Exercise>
Report the count of lines below that include "Irodabútor", without any other text.

Records supplied>
■ ■ ■ ■

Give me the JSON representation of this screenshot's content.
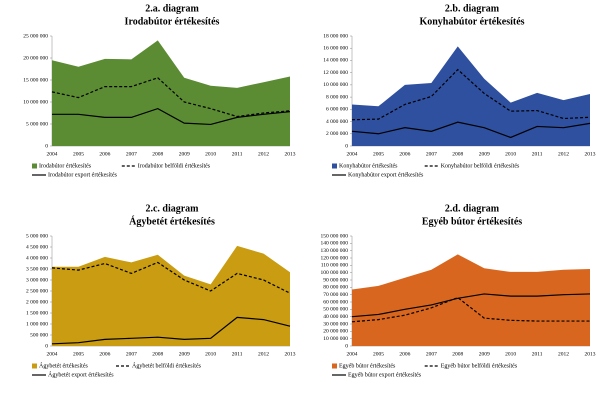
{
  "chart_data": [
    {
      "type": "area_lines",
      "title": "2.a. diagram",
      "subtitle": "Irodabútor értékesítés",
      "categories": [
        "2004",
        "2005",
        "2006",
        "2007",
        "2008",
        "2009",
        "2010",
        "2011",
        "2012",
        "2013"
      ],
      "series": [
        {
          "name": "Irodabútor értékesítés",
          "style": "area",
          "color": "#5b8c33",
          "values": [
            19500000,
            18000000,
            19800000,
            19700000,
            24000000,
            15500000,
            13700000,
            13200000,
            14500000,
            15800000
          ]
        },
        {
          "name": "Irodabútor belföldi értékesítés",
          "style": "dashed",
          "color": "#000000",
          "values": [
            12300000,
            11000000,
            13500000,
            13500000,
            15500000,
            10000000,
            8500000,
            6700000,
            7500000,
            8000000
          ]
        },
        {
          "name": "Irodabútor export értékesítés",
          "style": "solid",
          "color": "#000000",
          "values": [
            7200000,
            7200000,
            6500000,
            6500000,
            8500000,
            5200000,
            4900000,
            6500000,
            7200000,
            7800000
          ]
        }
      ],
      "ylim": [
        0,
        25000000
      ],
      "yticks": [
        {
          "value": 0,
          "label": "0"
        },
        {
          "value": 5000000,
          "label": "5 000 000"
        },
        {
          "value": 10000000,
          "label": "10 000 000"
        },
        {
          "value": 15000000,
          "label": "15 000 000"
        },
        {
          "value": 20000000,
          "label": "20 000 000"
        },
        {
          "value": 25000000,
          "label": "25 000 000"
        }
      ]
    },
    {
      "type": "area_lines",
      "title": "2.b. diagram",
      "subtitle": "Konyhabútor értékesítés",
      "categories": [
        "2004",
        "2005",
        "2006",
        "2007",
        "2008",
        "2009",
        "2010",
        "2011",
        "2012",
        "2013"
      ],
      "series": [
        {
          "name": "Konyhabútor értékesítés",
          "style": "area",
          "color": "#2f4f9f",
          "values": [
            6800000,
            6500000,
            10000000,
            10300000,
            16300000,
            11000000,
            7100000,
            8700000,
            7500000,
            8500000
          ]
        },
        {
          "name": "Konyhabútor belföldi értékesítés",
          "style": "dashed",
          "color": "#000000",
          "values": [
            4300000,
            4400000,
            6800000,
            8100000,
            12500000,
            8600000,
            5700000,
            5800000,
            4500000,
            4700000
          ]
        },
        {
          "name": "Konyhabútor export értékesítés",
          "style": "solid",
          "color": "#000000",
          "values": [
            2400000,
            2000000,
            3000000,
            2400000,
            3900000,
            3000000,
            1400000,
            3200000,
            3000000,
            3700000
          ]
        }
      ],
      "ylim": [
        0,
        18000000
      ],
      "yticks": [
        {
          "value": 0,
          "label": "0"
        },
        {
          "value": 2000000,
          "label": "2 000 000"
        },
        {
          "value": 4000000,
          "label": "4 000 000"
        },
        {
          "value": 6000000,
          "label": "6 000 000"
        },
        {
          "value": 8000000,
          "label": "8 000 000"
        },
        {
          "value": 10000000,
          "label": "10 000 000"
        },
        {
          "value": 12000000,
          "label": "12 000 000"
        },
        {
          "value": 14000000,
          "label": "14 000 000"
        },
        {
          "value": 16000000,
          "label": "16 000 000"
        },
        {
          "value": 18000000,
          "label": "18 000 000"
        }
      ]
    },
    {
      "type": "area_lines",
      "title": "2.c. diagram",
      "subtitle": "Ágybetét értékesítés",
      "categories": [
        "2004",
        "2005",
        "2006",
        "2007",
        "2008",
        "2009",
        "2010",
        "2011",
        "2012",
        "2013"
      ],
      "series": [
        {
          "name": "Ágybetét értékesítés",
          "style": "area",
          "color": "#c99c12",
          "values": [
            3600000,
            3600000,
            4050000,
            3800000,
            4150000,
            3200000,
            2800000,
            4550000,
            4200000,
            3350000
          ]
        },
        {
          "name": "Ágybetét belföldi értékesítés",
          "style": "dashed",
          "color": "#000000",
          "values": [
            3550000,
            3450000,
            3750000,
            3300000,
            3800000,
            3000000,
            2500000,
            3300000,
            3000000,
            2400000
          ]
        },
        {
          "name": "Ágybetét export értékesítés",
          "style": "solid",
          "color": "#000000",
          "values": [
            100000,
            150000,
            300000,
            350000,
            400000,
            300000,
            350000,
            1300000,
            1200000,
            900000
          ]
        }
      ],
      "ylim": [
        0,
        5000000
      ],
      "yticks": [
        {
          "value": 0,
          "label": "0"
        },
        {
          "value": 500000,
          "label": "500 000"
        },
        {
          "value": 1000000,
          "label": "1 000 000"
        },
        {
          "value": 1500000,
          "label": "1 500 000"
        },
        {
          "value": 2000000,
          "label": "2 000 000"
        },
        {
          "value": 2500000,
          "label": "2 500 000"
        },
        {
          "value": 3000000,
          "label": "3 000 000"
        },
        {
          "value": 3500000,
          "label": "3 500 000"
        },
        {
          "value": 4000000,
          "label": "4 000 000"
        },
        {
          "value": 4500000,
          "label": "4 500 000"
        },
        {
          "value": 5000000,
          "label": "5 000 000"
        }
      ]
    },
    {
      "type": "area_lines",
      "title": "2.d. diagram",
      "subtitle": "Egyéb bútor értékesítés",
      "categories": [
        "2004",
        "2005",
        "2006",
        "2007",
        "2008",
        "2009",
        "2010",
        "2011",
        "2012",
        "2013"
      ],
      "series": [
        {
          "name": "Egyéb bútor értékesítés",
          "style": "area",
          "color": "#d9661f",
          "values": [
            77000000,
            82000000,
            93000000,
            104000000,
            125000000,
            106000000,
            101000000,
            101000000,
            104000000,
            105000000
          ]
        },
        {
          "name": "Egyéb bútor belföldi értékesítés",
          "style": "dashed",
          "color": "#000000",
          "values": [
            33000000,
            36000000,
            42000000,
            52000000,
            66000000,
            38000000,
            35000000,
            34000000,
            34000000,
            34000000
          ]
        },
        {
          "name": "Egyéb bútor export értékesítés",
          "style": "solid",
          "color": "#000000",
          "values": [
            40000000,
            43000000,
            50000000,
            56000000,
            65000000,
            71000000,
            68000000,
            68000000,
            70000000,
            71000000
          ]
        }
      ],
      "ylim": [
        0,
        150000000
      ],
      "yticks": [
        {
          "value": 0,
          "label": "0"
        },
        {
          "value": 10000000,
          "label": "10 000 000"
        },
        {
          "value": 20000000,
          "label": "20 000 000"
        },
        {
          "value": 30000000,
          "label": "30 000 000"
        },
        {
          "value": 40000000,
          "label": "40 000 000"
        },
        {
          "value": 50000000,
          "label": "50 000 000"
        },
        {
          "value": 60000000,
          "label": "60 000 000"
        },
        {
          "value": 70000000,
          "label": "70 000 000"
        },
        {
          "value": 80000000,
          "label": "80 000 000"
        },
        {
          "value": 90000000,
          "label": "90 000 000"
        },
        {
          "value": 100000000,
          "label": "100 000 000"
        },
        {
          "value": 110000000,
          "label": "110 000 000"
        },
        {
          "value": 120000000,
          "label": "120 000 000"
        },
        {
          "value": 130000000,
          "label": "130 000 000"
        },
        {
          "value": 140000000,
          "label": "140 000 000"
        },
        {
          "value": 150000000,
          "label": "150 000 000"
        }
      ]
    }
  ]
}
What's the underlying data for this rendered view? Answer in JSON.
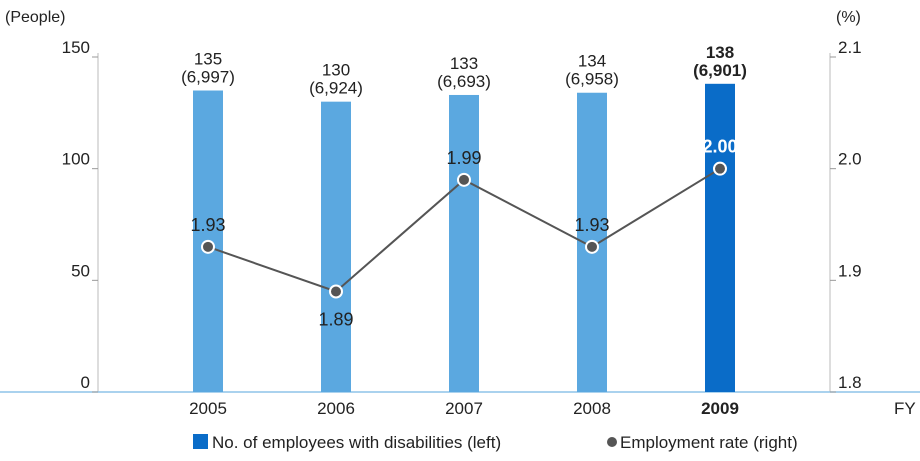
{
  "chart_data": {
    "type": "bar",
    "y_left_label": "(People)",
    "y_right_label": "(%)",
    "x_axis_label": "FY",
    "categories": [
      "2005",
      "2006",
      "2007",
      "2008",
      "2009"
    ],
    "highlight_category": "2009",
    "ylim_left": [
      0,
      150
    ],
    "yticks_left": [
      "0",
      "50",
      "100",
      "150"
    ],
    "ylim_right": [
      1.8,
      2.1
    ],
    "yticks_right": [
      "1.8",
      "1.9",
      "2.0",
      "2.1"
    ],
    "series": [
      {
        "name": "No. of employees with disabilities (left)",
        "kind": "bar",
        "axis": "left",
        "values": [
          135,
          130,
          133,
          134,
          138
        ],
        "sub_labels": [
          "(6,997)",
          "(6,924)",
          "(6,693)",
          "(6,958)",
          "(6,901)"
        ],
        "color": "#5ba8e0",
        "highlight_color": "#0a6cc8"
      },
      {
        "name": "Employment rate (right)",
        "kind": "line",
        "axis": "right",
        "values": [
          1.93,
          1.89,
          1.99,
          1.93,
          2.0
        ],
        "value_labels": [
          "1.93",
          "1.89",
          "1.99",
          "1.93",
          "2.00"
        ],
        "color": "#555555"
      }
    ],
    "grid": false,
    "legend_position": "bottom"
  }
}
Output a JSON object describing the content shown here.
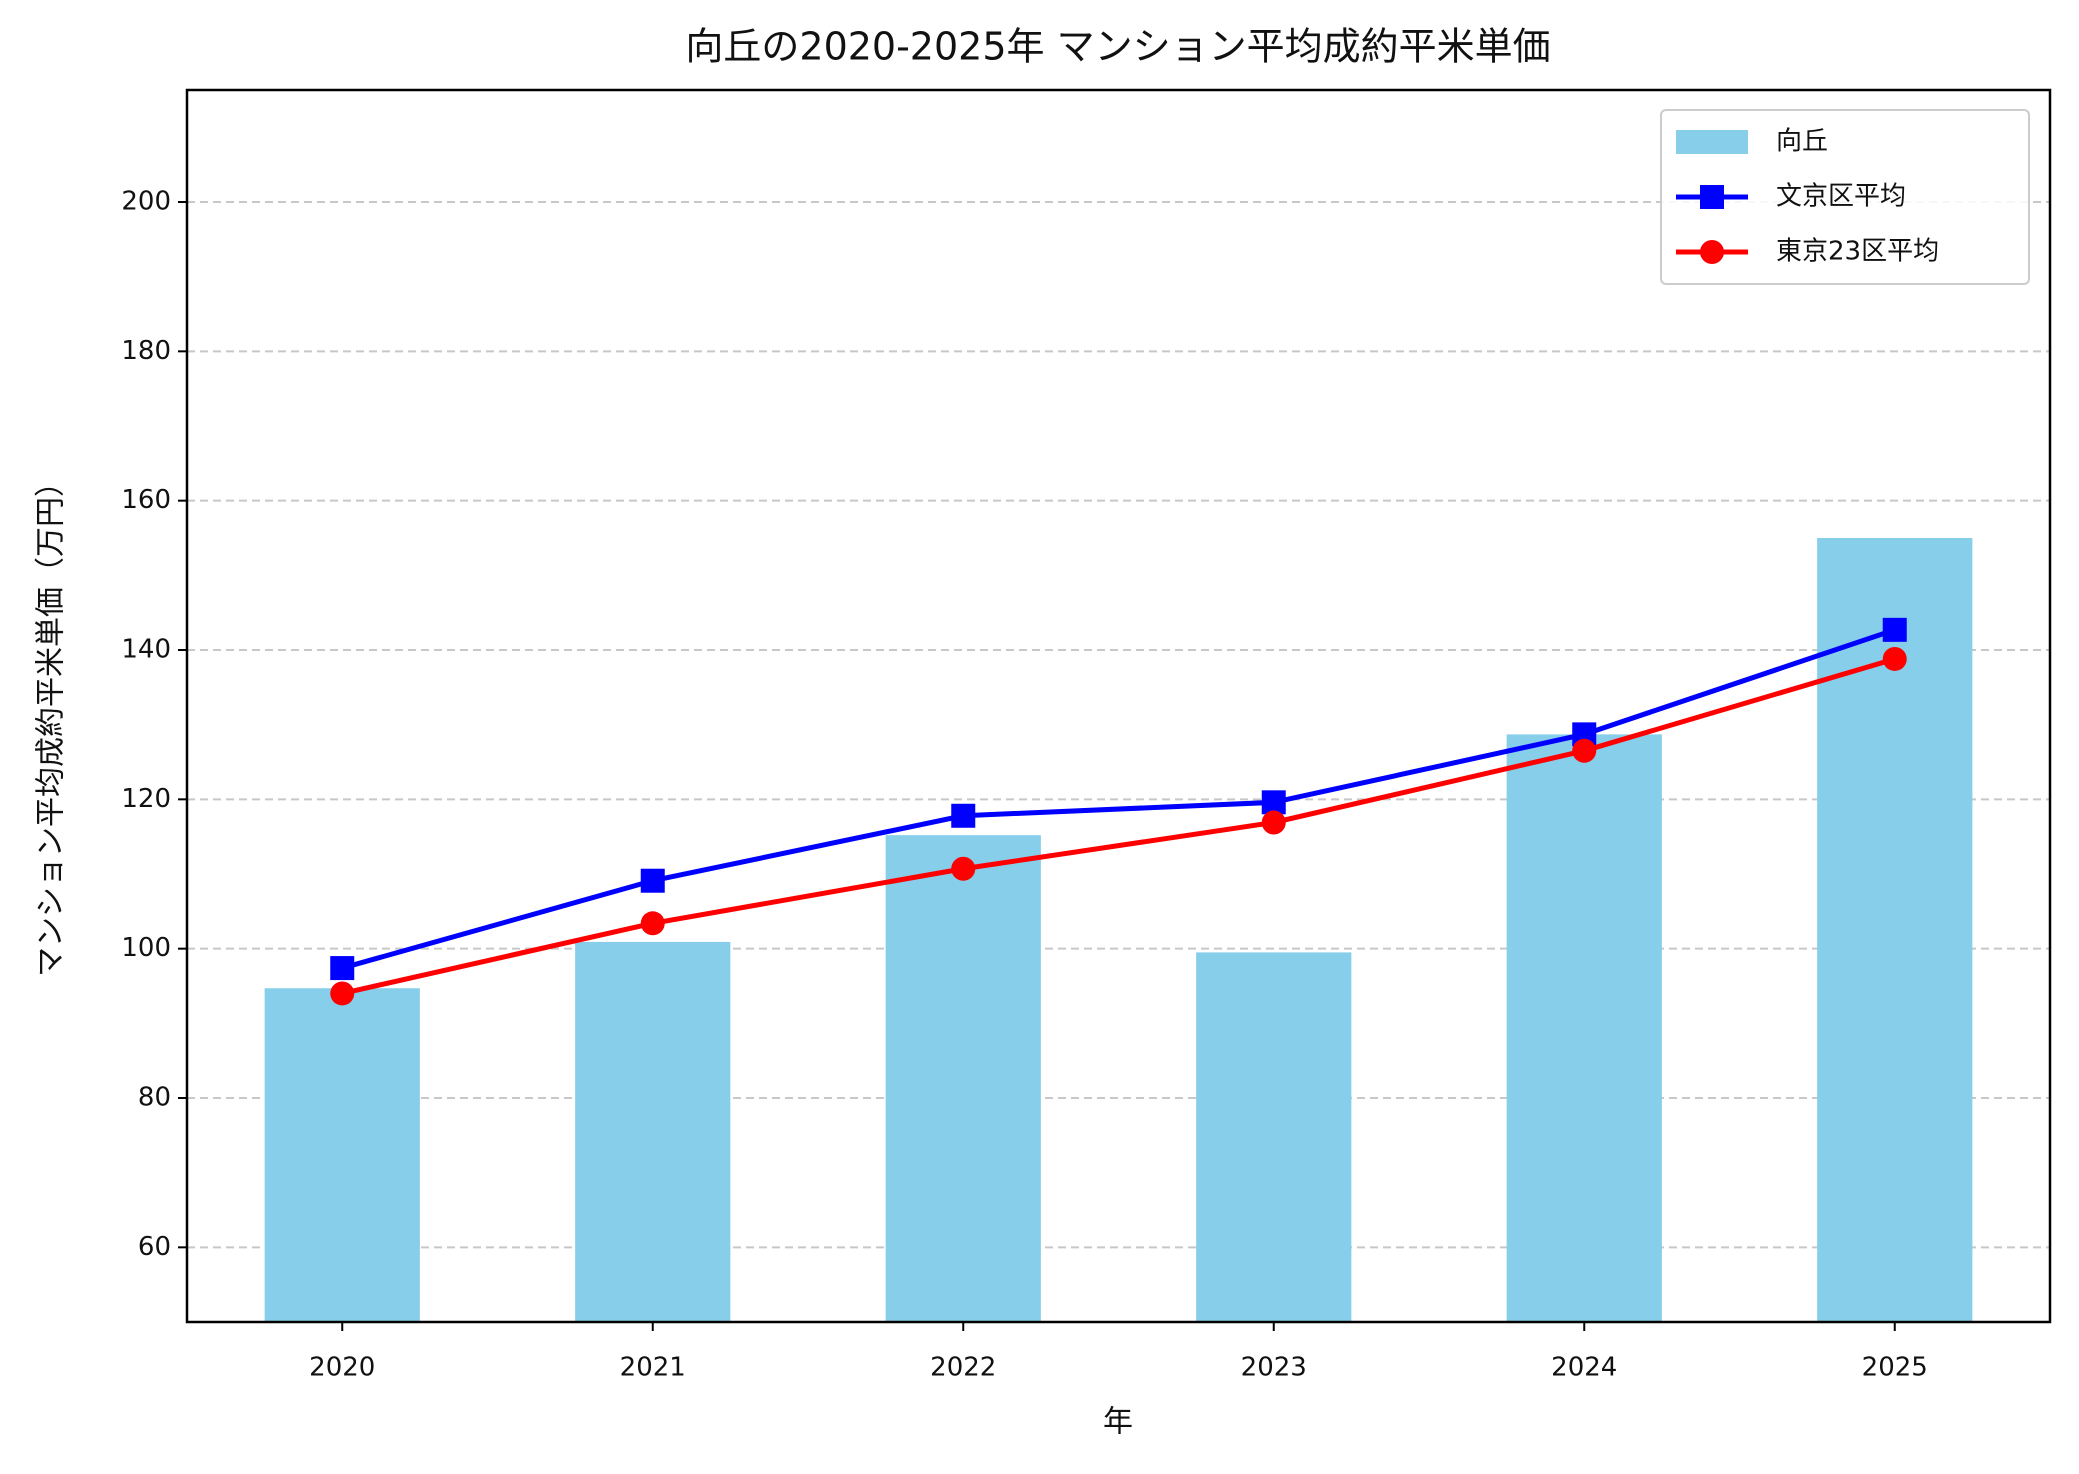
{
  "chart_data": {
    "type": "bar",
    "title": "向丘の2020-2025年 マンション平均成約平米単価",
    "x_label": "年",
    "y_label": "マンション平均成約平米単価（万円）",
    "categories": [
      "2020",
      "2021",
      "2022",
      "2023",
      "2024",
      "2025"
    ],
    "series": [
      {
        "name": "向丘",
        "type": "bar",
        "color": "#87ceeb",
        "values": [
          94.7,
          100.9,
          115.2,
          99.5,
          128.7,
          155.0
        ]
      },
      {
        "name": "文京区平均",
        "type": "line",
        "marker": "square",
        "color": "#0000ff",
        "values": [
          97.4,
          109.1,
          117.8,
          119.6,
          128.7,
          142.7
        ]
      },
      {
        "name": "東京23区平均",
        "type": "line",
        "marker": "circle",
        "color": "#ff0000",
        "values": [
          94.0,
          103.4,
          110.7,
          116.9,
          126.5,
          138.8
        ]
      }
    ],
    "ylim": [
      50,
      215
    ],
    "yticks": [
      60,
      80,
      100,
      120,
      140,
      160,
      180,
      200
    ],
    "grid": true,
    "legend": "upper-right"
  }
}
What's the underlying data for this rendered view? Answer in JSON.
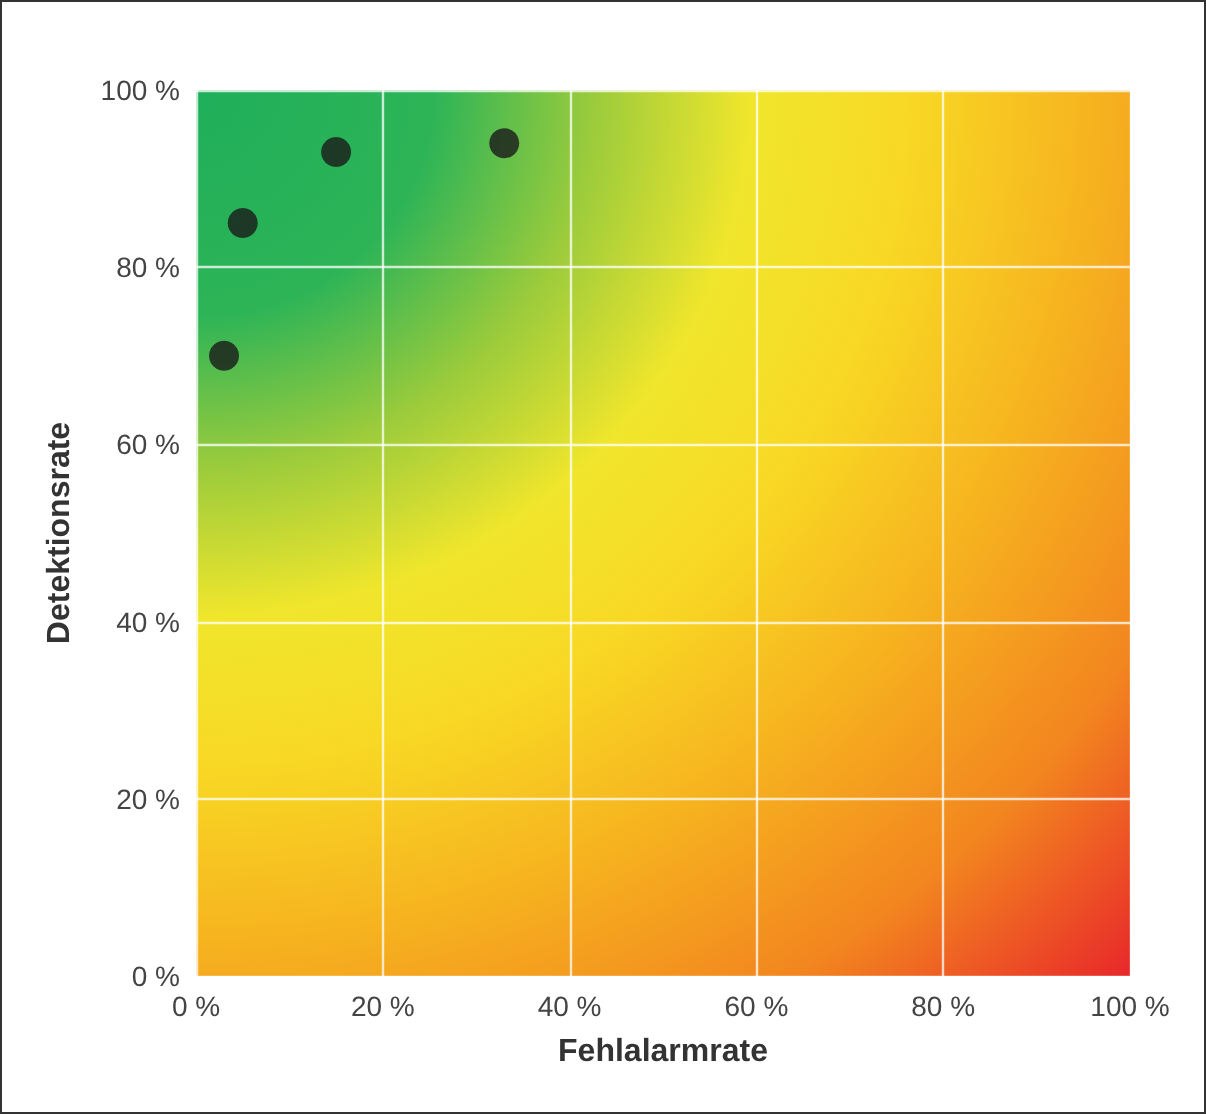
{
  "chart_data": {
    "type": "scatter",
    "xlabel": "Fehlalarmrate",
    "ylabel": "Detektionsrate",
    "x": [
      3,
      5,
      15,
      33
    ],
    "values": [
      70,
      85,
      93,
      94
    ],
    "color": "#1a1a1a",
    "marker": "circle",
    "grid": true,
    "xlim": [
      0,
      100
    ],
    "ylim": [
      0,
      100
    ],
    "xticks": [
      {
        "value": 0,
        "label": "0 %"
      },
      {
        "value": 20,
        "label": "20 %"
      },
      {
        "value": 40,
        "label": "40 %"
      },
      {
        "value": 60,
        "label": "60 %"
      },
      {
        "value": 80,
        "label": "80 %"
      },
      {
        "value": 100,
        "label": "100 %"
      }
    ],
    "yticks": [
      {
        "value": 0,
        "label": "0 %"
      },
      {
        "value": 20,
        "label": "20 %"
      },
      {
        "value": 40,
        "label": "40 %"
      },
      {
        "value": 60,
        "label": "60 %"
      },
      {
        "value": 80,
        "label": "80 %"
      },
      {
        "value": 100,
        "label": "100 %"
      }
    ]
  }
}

■ ■ ■ ■

Response to this task>
4